Your task> Write out the whole listing, matching it exactly.

Extracted material>

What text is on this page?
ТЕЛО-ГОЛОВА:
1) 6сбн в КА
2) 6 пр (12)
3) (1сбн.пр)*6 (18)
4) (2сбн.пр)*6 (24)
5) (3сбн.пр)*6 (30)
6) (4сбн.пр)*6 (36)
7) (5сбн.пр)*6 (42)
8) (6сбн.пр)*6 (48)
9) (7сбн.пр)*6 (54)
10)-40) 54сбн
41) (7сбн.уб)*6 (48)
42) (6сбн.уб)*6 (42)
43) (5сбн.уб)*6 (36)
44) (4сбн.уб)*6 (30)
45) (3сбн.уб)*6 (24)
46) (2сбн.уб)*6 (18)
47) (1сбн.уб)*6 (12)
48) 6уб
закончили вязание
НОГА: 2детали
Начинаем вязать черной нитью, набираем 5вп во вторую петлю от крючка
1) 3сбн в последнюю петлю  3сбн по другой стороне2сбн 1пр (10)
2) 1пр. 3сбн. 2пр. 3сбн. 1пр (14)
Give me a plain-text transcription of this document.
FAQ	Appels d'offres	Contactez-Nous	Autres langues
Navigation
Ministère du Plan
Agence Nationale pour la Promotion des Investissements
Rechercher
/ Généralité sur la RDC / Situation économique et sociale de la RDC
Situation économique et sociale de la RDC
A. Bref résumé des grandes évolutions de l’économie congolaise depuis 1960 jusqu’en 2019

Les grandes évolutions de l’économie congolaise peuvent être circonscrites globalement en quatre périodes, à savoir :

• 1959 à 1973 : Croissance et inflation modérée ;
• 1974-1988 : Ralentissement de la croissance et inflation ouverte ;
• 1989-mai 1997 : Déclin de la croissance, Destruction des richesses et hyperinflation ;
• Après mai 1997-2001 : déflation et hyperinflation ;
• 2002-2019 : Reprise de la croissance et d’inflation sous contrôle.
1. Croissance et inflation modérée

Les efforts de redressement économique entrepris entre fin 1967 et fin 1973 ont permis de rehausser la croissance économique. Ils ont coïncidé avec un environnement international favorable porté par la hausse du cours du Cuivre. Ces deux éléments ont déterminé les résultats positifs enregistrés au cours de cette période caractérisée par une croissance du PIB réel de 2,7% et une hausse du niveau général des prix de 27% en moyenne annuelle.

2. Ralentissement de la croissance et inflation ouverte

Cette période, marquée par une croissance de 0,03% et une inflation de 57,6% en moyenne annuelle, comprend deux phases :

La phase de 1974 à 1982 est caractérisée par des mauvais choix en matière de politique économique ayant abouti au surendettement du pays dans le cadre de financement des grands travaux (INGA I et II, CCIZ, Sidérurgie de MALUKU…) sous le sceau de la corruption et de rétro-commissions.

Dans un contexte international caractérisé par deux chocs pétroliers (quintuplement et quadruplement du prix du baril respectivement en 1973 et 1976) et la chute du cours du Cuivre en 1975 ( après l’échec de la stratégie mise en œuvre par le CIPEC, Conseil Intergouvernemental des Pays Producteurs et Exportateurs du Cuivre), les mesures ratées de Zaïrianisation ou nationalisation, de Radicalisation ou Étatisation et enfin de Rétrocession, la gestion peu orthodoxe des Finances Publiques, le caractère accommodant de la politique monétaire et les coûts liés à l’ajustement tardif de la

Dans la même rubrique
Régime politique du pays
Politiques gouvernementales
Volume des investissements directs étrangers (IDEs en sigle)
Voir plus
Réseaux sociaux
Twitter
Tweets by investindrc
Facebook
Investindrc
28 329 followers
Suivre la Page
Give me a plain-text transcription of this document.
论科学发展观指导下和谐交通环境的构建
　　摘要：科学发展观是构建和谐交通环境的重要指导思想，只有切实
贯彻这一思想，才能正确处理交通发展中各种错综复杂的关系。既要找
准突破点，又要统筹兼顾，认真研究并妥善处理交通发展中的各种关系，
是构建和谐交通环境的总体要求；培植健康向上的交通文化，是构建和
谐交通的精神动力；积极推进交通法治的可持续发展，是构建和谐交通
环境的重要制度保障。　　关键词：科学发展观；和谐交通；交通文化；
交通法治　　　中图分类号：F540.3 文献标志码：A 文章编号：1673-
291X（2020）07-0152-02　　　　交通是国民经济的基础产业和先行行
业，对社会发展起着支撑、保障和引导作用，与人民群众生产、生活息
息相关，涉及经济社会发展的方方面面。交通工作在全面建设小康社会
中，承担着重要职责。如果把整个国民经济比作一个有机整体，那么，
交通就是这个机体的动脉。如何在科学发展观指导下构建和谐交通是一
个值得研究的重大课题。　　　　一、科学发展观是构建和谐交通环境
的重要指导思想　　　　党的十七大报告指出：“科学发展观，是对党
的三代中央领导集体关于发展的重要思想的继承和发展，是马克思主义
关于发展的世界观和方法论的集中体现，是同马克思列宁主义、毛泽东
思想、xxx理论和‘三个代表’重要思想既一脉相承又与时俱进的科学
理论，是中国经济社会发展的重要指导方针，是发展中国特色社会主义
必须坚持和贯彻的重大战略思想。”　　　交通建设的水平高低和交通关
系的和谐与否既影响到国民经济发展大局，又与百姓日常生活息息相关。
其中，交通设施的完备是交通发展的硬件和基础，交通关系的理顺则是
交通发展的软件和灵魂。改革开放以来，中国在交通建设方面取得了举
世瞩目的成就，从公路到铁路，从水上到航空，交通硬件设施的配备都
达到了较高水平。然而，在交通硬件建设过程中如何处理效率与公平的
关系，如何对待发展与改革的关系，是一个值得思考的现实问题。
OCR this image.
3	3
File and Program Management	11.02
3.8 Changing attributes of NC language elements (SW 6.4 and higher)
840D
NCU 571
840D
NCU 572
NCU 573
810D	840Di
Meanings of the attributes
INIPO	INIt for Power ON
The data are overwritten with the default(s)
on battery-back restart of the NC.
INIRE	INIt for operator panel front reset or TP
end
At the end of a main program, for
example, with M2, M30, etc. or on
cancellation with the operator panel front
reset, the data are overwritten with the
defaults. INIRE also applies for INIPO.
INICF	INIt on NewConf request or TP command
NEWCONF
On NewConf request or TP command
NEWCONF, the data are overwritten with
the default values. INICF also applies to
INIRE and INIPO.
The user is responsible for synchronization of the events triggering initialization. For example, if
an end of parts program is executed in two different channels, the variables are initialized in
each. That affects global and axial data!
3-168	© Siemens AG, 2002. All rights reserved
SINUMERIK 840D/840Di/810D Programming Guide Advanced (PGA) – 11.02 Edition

Response for this exercise>
What text is on this page?
ТЕЛО-ГОЛОВА:
1) 6сбн в КА
2) 6 пр (12)
3) (1сбн.пр)*6 (18)
4) (2сбн.пр)*6 (24)
5) (3сбн.пр)*6 (30)
6) (4сбн.пр)*6 (36)
7) (5сбн.пр)*6 (42)
8) (6сбн.пр)*6 (48)
9) (7сбн.пр)*6 (54)
10)-40) 54сбн
41) (7сбн.уб)*6 (48)
42) (6сбн.уб)*6 (42)
43) (5сбн.уб)*6 (36)
44) (4сбн.уб)*6 (30)
45) (3сбн.уб)*6 (24)
46) (2сбн.уб)*6 (18)
47) (1сбн.уб)*6 (12)
48) 6уб
закончили вязание
НОГА: 2детали
Начинаем вязать черной нитью, набираем 5вп во вторую петлю от крючка
1) 3сбн в последнюю петлю  3сбн по другой стороне2сбн 1пр (10)
2) 1пр. 3сбн. 2пр. 3сбн. 1пр (14)
Give me a plain-text transcription of this document.
FAQ	Appels d'offres	Contactez-Nous	Autres langues
Navigation
Ministère du Plan
Agence Nationale pour la Promotion des Investissements
Rechercher
/ Généralité sur la RDC / Situation économique et sociale de la RDC
Situation économique et sociale de la RDC
A. Bref résumé des grandes évolutions de l’économie congolaise depuis 1960 jusqu’en 2019

Les grandes évolutions de l’économie congolaise peuvent être circonscrites globalement en quatre périodes, à savoir :

• 1959 à 1973 : Croissance et inflation modérée ;
• 1974-1988 : Ralentissement de la croissance et inflation ouverte ;
• 1989-mai 1997 : Déclin de la croissance, Destruction des richesses et hyperinflation ;
• Après mai 1997-2001 : déflation et hyperinflation ;
• 2002-2019 : Reprise de la croissance et d’inflation sous contrôle.
1. Croissance et inflation modérée

Les efforts de redressement économique entrepris entre fin 1967 et fin 1973 ont permis de rehausser la croissance économique. Ils ont coïncidé avec un environnement international favorable porté par la hausse du cours du Cuivre. Ces deux éléments ont déterminé les résultats positifs enregistrés au cours de cette période caractérisée par une croissance du PIB réel de 2,7% et une hausse du niveau général des prix de 27% en moyenne annuelle.

2. Ralentissement de la croissance et inflation ouverte

Cette période, marquée par une croissance de 0,03% et une inflation de 57,6% en moyenne annuelle, comprend deux phases :

La phase de 1974 à 1982 est caractérisée par des mauvais choix en matière de politique économique ayant abouti au surendettement du pays dans le cadre de financement des grands travaux (INGA I et II, CCIZ, Sidérurgie de MALUKU…) sous le sceau de la corruption et de rétro-commissions.

Dans un contexte international caractérisé par deux chocs pétroliers (quintuplement et quadruplement du prix du baril respectivement en 1973 et 1976) et la chute du cours du Cuivre en 1975 ( après l’échec de la stratégie mise en œuvre par le CIPEC, Conseil Intergouvernemental des Pays Producteurs et Exportateurs du Cuivre), les mesures ratées de Zaïrianisation ou nationalisation, de Radicalisation ou Étatisation et enfin de Rétrocession, la gestion peu orthodoxe des Finances Publiques, le caractère accommodant de la politique monétaire et les coûts liés à l’ajustement tardif de la

Dans la même rubrique
Régime politique du pays
Politiques gouvernementales
Volume des investissements directs étrangers (IDEs en sigle)
Voir plus
Réseaux sociaux
Twitter
Tweets by investindrc
Facebook
Investindrc
28 329 followers
Suivre la Page
Give me a plain-text transcription of this document.
论科学发展观指导下和谐交通环境的构建
　　摘要：科学发展观是构建和谐交通环境的重要指导思想，只有切实
贯彻这一思想，才能正确处理交通发展中各种错综复杂的关系。既要找
准突破点，又要统筹兼顾，认真研究并妥善处理交通发展中的各种关系，
是构建和谐交通环境的总体要求；培植健康向上的交通文化，是构建和
谐交通的精神动力；积极推进交通法治的可持续发展，是构建和谐交通
环境的重要制度保障。　　关键词：科学发展观；和谐交通；交通文化；
交通法治　　　中图分类号：F540.3 文献标志码：A 文章编号：1673-
291X（2020）07-0152-02　　　　交通是国民经济的基础产业和先行行
业，对社会发展起着支撑、保障和引导作用，与人民群众生产、生活息
息相关，涉及经济社会发展的方方面面。交通工作在全面建设小康社会
中，承担着重要职责。如果把整个国民经济比作一个有机整体，那么，
交通就是这个机体的动脉。如何在科学发展观指导下构建和谐交通是一
个值得研究的重大课题。　　　　一、科学发展观是构建和谐交通环境
的重要指导思想　　　　党的十七大报告指出：“科学发展观，是对党
的三代中央领导集体关于发展的重要思想的继承和发展，是马克思主义
关于发展的世界观和方法论的集中体现，是同马克思列宁主义、毛泽东
思想、xxx理论和‘三个代表’重要思想既一脉相承又与时俱进的科学
理论，是中国经济社会发展的重要指导方针，是发展中国特色社会主义
必须坚持和贯彻的重大战略思想。”　　　交通建设的水平高低和交通关
系的和谐与否既影响到国民经济发展大局，又与百姓日常生活息息相关。
其中，交通设施的完备是交通发展的硬件和基础，交通关系的理顺则是
交通发展的软件和灵魂。改革开放以来，中国在交通建设方面取得了举
世瞩目的成就，从公路到铁路，从水上到航空，交通硬件设施的配备都
达到了较高水平。然而，在交通硬件建设过程中如何处理效率与公平的
关系，如何对待发展与改革的关系，是一个值得思考的现实问题。
OCR this image.
3	3
File and Program Management	11.02
3.8 Changing attributes of NC language elements (SW 6.4 and higher)
840D
NCU 571
840D
NCU 572
NCU 573
810D	840Di
Meanings of the attributes
INIPO	INIt for Power ON
The data are overwritten with the default(s)
on battery-back restart of the NC.
INIRE	INIt for operator panel front reset or TP
end
At the end of a main program, for
example, with M2, M30, etc. or on
cancellation with the operator panel front
reset, the data are overwritten with the
defaults. INIRE also applies for INIPO.
INICF	INIt on NewConf request or TP command
NEWCONF
On NewConf request or TP command
NEWCONF, the data are overwritten with
the default values. INICF also applies to
INIRE and INIPO.
The user is responsible for synchronization of the events triggering initialization. For example, if
an end of parts program is executed in two different channels, the variables are initialized in
each. That affects global and axial data!
3-168	© Siemens AG, 2002. All rights reserved
SINUMERIK 840D/840Di/810D Programming Guide Advanced (PGA) – 11.02 Edition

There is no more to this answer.